WHAT YOU NEED TO DO –
For the listing underneath, give the count of lines containing the string "нравственных" and nothing further.

RECORD SET –
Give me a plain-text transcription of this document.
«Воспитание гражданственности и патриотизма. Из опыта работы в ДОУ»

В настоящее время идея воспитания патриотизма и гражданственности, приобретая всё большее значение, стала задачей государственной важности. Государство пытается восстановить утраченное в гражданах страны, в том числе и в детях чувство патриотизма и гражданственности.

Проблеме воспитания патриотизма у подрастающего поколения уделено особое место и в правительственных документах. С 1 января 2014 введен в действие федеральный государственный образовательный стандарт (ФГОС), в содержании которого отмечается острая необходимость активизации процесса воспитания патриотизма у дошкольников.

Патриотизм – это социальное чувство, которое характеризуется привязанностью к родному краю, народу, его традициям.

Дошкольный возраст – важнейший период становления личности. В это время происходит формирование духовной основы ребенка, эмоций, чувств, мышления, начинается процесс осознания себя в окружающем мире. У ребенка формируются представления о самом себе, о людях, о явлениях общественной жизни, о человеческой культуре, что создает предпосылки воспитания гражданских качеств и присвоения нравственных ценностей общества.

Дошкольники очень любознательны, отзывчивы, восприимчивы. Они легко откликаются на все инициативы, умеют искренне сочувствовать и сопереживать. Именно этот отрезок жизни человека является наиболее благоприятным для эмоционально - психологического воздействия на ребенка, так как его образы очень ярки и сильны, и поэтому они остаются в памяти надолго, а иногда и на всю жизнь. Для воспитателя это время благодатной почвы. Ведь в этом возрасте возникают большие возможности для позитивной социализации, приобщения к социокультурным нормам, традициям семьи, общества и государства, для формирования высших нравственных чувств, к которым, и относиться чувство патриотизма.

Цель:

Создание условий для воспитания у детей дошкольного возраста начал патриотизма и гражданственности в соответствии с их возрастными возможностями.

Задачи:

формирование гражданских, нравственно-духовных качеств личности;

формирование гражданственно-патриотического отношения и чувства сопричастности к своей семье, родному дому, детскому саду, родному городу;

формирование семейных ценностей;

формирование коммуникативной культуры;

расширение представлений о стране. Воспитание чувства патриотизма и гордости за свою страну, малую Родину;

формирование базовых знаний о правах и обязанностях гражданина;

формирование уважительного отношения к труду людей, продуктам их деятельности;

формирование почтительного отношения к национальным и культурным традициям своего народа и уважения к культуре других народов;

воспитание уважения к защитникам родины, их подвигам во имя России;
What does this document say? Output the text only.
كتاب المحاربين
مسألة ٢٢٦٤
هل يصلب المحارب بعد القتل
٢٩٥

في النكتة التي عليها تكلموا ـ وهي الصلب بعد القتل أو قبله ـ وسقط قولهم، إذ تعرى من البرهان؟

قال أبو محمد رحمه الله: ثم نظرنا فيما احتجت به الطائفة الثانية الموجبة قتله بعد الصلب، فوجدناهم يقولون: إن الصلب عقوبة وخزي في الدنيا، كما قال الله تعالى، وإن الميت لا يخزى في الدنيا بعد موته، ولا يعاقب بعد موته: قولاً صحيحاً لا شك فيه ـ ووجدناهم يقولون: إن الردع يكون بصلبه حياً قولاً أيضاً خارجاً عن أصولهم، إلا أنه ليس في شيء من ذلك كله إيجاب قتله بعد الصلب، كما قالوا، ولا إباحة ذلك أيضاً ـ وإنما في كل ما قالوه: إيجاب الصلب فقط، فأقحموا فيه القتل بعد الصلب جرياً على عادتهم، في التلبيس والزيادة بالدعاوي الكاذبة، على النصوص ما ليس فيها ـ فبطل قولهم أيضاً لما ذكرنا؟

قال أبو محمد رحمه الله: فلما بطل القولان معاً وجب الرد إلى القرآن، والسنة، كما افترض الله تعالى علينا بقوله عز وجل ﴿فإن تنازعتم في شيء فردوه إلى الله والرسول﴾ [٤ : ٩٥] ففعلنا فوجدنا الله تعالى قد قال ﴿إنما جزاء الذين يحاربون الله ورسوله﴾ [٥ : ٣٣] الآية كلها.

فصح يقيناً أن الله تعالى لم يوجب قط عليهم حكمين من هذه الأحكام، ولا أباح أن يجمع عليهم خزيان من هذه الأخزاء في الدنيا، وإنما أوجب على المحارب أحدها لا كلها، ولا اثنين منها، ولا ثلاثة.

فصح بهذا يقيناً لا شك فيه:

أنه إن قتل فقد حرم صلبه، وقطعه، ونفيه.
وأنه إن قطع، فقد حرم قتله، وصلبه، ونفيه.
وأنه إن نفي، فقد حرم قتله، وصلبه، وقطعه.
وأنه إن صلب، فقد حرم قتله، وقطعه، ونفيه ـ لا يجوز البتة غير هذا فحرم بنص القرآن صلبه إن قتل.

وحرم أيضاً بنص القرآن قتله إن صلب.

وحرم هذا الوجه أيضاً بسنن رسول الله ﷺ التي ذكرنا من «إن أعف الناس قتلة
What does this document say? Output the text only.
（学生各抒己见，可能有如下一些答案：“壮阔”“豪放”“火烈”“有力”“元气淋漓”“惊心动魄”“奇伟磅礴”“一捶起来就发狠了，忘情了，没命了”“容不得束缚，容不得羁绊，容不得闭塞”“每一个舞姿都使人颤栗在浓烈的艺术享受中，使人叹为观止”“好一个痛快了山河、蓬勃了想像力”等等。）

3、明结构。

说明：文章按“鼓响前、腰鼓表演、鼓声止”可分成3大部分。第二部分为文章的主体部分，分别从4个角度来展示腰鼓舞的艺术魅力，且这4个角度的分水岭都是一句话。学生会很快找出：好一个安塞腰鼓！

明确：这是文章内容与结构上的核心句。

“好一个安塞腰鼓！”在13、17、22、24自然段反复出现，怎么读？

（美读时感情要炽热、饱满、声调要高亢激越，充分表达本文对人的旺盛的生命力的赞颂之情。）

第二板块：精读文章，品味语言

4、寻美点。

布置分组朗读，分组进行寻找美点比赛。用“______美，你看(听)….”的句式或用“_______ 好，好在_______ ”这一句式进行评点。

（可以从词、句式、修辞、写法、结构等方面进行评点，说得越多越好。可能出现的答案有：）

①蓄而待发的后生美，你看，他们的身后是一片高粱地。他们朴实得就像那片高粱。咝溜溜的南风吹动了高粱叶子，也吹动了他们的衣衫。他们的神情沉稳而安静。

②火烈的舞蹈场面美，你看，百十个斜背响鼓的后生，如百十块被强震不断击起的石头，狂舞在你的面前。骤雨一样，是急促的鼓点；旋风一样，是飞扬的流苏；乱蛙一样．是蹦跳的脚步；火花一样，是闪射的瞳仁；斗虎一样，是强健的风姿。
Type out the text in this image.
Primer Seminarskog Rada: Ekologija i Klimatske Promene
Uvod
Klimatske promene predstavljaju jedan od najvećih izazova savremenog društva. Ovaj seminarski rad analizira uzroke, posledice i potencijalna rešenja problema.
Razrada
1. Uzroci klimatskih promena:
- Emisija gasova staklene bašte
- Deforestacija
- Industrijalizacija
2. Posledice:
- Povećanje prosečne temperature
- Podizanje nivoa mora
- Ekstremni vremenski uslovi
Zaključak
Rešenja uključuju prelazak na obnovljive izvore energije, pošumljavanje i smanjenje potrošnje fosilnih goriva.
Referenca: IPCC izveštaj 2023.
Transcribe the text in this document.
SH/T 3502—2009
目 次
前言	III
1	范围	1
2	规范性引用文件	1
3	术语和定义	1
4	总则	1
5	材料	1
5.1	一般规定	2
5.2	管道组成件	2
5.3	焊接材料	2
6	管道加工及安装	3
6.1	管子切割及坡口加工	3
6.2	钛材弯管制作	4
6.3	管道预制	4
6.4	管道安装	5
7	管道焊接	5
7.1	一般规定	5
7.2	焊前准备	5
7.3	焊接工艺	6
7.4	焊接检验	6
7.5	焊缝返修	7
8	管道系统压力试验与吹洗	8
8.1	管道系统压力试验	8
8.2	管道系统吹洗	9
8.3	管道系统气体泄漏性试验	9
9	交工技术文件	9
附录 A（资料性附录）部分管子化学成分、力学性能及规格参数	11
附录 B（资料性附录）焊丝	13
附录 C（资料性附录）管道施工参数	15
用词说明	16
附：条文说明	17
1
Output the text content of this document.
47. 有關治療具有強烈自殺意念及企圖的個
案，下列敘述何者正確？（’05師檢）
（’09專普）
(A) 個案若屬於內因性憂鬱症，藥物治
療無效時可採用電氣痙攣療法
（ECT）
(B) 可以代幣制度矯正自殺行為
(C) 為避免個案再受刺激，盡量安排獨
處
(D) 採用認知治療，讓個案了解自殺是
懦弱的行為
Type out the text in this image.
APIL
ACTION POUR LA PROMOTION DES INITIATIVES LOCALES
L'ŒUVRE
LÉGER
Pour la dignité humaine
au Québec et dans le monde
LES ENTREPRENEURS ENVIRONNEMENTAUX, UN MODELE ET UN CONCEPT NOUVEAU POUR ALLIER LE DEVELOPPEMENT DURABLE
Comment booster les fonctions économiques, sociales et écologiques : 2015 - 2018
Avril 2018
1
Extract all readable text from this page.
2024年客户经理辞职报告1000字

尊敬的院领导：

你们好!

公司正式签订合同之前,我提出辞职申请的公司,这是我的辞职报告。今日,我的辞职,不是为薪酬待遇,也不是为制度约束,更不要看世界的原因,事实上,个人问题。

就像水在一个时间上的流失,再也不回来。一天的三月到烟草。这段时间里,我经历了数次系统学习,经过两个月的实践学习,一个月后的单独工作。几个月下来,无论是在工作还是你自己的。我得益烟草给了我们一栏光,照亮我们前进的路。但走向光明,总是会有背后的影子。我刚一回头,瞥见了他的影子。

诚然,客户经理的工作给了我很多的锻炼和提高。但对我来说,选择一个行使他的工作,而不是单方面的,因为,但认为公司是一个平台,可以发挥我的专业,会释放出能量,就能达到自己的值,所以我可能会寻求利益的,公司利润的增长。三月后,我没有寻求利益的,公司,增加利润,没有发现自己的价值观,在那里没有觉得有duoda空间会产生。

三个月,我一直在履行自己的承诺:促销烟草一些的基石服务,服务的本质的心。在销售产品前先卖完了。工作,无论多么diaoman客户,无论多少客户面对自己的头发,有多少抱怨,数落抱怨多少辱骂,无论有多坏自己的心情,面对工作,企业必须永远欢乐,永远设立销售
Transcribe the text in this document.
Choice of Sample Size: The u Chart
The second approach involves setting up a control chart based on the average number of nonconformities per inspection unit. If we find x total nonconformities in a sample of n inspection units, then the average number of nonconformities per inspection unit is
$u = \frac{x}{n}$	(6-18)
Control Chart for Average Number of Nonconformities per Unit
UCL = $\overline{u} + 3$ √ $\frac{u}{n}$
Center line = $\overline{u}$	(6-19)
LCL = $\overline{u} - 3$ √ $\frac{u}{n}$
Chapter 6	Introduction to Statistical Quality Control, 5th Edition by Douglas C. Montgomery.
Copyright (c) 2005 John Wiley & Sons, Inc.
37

FINAL RESULT –
2